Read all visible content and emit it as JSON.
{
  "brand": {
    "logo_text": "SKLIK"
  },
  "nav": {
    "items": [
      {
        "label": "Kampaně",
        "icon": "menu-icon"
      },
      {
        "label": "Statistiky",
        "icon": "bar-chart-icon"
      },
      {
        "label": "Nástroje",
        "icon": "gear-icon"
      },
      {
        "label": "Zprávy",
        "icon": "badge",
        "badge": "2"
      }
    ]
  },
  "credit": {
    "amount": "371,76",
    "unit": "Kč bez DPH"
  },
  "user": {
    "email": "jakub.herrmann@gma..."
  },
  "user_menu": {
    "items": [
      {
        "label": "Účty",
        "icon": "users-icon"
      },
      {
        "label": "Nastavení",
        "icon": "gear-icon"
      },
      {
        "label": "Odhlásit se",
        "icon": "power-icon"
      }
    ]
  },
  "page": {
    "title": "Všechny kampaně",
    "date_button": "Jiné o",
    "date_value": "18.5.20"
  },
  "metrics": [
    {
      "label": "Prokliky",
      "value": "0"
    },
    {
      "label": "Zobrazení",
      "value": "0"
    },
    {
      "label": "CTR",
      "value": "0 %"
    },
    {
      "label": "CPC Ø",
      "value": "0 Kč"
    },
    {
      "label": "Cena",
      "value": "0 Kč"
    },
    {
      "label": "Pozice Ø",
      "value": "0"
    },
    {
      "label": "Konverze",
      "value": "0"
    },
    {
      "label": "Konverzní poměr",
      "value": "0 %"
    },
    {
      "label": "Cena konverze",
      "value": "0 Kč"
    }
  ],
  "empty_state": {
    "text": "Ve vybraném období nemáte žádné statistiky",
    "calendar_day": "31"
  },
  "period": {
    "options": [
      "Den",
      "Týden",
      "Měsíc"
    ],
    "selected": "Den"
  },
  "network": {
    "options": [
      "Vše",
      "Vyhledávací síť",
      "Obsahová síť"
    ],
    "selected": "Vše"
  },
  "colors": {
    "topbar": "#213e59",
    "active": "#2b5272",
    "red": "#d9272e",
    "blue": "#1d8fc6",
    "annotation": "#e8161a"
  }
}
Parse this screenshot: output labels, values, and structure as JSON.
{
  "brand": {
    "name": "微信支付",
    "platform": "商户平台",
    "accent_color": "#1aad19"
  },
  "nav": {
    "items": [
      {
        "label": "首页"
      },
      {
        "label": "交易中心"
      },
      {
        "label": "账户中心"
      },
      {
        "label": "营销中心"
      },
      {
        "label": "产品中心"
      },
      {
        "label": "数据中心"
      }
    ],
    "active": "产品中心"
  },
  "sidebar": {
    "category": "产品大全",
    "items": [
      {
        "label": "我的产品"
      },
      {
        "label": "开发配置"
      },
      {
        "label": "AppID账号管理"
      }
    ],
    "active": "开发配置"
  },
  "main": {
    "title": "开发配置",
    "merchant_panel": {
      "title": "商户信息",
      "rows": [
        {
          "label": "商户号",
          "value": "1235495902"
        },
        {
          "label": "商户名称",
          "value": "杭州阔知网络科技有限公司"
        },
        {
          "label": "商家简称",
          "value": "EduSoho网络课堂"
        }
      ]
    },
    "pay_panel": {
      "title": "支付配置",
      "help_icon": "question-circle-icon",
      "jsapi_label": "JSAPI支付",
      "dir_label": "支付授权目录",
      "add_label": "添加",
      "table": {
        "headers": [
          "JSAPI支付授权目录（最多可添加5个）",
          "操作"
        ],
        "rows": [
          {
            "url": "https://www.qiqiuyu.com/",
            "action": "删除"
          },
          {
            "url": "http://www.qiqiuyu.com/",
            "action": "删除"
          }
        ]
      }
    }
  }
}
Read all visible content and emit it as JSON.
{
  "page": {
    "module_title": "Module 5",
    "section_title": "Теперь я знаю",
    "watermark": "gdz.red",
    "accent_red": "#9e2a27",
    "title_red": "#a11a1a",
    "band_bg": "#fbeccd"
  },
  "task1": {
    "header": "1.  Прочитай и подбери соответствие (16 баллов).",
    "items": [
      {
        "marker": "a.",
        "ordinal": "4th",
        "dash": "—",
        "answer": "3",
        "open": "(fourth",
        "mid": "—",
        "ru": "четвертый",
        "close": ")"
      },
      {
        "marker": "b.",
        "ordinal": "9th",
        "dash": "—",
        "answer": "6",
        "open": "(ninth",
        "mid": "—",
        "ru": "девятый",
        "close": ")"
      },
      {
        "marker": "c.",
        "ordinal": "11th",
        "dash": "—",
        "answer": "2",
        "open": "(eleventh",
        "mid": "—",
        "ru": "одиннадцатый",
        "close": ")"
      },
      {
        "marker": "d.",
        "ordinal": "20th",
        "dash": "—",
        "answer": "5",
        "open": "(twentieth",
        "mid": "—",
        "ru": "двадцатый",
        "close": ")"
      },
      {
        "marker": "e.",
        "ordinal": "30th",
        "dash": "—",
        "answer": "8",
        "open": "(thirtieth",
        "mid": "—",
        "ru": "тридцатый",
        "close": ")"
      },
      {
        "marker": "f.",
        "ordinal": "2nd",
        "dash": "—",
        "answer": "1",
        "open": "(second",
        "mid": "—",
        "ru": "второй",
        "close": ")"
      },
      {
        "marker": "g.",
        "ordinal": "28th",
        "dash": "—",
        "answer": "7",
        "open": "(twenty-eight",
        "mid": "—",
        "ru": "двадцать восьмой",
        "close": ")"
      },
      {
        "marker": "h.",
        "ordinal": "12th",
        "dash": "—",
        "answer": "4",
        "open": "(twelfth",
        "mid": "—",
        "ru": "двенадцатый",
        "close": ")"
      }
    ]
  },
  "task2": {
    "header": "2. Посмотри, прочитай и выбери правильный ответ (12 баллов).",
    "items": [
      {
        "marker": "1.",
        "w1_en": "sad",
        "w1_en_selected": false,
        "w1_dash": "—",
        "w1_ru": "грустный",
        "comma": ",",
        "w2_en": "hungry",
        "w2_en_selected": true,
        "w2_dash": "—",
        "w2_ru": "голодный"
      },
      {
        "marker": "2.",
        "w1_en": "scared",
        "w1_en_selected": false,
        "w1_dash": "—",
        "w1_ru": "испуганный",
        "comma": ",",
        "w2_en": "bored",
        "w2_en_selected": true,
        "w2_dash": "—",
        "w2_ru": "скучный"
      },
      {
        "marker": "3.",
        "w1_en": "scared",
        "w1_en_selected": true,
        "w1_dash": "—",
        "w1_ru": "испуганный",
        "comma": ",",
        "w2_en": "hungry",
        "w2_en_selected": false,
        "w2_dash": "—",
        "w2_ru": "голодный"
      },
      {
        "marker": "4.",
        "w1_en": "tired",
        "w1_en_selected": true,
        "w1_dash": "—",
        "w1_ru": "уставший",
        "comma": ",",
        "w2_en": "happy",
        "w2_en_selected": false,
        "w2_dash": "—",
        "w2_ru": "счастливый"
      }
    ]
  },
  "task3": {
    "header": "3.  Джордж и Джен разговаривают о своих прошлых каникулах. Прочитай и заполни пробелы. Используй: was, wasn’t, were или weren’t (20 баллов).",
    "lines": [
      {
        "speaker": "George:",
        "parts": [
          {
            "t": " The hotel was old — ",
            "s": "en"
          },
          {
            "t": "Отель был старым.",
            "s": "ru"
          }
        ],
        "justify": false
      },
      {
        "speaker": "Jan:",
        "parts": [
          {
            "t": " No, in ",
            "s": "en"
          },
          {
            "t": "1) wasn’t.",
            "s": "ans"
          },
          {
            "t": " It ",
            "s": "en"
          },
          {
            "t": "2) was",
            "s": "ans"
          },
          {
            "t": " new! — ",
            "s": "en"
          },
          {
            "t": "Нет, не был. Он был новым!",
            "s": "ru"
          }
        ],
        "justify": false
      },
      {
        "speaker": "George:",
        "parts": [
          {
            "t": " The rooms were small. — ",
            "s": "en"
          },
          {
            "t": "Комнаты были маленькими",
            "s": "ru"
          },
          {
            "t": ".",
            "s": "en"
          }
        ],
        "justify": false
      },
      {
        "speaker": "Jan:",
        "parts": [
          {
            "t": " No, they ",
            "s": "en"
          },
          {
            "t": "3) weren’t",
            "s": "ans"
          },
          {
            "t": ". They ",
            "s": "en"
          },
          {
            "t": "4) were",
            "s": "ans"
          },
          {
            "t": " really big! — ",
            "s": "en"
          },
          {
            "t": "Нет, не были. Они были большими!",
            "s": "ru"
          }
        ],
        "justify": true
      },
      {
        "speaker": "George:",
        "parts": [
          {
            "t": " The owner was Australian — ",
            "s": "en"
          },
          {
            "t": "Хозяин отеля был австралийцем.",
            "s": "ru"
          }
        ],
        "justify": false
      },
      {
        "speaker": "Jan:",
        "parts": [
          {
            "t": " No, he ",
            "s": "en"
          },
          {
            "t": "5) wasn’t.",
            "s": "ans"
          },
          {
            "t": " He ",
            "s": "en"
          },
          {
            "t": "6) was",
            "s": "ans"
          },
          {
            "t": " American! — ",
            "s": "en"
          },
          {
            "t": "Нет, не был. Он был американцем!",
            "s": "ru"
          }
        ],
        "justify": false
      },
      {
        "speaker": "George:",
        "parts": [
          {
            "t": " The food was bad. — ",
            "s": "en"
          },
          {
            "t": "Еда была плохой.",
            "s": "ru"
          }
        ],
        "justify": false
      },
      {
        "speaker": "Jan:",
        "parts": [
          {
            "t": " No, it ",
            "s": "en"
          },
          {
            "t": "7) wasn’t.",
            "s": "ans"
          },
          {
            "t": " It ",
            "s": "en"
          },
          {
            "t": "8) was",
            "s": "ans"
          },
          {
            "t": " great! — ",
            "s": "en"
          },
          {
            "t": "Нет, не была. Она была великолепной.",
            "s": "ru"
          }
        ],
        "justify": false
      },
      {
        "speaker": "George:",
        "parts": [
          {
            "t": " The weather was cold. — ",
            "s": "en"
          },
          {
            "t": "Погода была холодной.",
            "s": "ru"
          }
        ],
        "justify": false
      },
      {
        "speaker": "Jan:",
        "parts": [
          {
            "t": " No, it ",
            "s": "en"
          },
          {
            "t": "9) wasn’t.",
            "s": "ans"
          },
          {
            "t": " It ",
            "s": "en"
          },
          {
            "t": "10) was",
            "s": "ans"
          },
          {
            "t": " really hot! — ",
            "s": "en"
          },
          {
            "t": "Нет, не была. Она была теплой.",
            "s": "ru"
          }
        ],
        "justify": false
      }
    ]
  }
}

- [Problem to work on] What is the number of lines that contain "qiqiuyu"? Reply with that number alone.

- [Answer for this exercise] 2